# Stored records

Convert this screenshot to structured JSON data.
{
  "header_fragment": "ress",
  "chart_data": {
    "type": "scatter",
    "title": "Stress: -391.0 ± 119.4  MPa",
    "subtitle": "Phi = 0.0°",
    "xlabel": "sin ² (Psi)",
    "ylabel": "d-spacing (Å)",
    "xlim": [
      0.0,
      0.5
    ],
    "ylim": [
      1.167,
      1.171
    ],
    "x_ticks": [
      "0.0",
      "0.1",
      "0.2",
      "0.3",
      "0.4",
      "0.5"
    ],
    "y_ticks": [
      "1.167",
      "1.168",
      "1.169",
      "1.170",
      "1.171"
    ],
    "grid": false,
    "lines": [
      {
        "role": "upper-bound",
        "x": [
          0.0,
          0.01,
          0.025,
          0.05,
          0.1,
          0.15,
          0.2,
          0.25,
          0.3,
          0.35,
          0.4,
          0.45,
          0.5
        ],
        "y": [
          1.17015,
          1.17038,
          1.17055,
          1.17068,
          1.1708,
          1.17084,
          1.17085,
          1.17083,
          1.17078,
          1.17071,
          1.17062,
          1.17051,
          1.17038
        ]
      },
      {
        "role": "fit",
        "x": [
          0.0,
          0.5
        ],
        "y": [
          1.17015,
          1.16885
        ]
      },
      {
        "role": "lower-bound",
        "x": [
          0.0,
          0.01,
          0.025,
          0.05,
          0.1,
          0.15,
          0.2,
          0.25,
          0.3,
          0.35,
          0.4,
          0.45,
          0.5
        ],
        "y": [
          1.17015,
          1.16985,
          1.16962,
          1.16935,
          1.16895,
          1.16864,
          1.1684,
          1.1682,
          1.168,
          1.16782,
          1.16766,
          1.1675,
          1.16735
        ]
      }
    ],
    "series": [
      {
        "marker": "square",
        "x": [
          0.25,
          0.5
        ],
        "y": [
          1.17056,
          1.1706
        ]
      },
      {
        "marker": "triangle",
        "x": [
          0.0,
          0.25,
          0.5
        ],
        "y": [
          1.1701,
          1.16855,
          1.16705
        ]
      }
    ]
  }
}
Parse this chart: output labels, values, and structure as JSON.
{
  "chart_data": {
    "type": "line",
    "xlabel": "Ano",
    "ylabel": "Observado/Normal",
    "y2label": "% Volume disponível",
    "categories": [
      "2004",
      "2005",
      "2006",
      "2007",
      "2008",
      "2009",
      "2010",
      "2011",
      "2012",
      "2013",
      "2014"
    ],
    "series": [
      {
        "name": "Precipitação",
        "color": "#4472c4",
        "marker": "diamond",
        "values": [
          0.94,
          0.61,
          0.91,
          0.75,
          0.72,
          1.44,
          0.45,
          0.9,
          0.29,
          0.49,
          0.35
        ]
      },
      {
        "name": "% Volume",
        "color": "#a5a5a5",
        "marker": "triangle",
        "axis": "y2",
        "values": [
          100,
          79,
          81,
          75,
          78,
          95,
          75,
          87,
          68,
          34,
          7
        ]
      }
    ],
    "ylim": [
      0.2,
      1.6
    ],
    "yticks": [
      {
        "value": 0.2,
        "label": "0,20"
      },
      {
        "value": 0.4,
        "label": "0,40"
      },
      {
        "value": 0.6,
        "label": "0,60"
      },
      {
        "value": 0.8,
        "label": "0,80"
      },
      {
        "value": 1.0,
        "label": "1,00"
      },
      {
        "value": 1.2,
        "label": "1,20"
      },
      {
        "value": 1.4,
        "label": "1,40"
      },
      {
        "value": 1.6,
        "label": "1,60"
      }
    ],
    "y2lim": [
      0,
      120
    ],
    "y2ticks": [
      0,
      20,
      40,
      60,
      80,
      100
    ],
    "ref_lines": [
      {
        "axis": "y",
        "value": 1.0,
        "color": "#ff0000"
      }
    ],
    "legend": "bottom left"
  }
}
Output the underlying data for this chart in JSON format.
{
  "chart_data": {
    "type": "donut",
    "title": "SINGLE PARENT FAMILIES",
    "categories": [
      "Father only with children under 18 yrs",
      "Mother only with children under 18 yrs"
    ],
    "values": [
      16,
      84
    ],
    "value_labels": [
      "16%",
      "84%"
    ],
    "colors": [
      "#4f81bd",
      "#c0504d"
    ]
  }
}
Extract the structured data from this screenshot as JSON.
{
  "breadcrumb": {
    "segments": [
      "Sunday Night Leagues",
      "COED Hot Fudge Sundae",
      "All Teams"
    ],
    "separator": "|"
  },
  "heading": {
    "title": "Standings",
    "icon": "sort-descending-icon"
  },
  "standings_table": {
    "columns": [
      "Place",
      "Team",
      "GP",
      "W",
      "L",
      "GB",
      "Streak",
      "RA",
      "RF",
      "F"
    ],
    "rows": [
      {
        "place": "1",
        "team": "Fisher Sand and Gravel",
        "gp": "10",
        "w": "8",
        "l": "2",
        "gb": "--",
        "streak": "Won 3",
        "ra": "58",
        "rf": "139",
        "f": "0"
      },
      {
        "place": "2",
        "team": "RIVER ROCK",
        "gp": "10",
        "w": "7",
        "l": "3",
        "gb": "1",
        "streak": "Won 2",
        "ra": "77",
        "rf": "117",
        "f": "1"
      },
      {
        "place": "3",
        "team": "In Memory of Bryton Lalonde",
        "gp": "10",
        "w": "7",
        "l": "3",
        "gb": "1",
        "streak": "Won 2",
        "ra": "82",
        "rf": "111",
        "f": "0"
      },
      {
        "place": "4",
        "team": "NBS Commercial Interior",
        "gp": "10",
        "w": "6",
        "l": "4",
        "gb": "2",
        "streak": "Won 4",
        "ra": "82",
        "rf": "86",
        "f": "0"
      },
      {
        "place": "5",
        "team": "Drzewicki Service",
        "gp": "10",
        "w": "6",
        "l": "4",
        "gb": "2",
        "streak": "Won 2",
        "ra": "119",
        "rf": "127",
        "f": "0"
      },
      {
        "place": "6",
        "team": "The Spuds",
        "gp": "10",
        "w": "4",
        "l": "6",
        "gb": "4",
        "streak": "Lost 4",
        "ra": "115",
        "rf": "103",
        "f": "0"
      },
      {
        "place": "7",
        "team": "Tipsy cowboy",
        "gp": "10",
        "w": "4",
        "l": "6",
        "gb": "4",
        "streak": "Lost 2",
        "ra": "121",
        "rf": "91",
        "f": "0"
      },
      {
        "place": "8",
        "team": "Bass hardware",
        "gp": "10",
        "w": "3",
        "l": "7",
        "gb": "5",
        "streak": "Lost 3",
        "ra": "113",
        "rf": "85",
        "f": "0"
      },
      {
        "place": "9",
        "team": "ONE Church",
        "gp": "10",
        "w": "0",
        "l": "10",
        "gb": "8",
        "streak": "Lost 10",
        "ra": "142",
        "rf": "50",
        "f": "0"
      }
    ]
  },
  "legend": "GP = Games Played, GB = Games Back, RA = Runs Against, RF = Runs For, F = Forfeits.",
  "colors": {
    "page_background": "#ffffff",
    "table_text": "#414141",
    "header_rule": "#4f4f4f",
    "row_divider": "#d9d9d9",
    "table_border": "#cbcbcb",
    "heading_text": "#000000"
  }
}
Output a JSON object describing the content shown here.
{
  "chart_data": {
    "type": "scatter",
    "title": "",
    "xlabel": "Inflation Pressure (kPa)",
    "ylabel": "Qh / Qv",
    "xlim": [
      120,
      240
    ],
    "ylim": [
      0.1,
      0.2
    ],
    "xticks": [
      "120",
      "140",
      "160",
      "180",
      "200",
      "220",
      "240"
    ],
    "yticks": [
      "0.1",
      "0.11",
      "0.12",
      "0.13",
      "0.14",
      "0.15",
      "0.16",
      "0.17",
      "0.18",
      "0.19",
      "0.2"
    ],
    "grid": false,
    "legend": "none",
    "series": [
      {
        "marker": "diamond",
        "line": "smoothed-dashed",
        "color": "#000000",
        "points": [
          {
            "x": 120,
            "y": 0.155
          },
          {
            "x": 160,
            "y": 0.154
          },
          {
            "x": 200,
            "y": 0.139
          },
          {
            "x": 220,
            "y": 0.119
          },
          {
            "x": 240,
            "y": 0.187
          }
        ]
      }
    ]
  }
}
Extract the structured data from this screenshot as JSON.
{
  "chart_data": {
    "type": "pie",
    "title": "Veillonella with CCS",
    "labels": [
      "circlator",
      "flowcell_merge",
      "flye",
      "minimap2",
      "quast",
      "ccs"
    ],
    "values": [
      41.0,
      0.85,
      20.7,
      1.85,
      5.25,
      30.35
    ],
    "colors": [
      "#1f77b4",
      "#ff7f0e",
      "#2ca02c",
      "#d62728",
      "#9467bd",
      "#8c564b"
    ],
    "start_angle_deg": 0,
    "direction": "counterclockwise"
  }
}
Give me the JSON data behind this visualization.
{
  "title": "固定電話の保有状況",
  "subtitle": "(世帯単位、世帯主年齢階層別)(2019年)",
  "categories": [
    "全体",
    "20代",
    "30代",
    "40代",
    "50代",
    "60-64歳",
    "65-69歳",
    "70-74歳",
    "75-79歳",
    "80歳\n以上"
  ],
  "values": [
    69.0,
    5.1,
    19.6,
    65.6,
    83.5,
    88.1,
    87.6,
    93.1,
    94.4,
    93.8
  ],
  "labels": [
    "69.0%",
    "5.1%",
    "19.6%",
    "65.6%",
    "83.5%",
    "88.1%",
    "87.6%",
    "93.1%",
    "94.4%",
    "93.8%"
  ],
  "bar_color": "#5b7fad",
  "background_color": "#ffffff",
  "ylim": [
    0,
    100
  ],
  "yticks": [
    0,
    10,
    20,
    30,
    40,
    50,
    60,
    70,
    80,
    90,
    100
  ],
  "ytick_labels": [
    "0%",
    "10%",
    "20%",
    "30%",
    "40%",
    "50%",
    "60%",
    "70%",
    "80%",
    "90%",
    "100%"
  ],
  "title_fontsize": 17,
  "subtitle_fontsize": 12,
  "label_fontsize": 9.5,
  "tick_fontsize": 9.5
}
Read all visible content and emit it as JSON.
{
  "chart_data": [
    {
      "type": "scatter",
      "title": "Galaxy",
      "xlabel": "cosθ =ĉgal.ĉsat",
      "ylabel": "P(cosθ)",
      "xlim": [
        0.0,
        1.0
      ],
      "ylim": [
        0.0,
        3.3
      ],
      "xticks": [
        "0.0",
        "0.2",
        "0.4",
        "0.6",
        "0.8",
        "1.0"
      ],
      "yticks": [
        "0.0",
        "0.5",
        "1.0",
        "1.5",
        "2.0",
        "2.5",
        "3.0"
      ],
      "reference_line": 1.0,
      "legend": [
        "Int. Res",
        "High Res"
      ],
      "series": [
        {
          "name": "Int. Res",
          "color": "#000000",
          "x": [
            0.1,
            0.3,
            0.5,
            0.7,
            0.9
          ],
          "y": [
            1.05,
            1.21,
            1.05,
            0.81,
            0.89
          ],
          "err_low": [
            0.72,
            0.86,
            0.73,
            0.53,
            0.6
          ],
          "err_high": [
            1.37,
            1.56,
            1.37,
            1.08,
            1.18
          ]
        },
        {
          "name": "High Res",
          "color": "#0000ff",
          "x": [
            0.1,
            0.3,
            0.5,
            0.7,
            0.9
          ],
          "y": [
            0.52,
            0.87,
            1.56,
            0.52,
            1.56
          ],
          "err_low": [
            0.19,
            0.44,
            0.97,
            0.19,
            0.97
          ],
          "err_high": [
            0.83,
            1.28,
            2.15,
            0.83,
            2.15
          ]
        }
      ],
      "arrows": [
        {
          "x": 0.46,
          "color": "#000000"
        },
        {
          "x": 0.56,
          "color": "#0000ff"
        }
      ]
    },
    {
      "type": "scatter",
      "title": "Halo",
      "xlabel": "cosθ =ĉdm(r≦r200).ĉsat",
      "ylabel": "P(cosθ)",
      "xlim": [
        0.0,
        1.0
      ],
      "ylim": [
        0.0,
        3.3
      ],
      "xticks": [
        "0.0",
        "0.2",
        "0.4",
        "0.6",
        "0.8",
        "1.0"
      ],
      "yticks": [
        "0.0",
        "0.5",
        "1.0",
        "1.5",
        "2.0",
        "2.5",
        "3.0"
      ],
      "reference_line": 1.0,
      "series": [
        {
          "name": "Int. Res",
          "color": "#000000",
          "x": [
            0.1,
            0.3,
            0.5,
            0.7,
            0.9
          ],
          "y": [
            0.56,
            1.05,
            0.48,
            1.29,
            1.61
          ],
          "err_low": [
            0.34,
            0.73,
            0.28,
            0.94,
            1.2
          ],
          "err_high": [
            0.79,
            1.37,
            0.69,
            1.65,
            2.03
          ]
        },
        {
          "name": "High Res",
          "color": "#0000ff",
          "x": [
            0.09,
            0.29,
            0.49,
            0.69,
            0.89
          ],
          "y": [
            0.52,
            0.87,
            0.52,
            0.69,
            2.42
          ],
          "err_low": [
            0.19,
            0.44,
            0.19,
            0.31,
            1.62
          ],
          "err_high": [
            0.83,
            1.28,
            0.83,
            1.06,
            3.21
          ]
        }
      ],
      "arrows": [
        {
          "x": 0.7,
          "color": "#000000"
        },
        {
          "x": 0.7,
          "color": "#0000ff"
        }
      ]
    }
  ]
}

# Short task
Find the lines above that contain the word "JSON" and collect them.

# Response to the task
Convert this screenshot to structured JSON data.
Parse this chart: output labels, values, and structure as JSON.
Output the underlying data for this chart in JSON format.
Extract the structured data from this screenshot as JSON.
Output a JSON object describing the content shown here.
Extract the structured data from this screenshot as JSON.
Give me the JSON data behind this visualization.
Read all visible content and emit it as JSON.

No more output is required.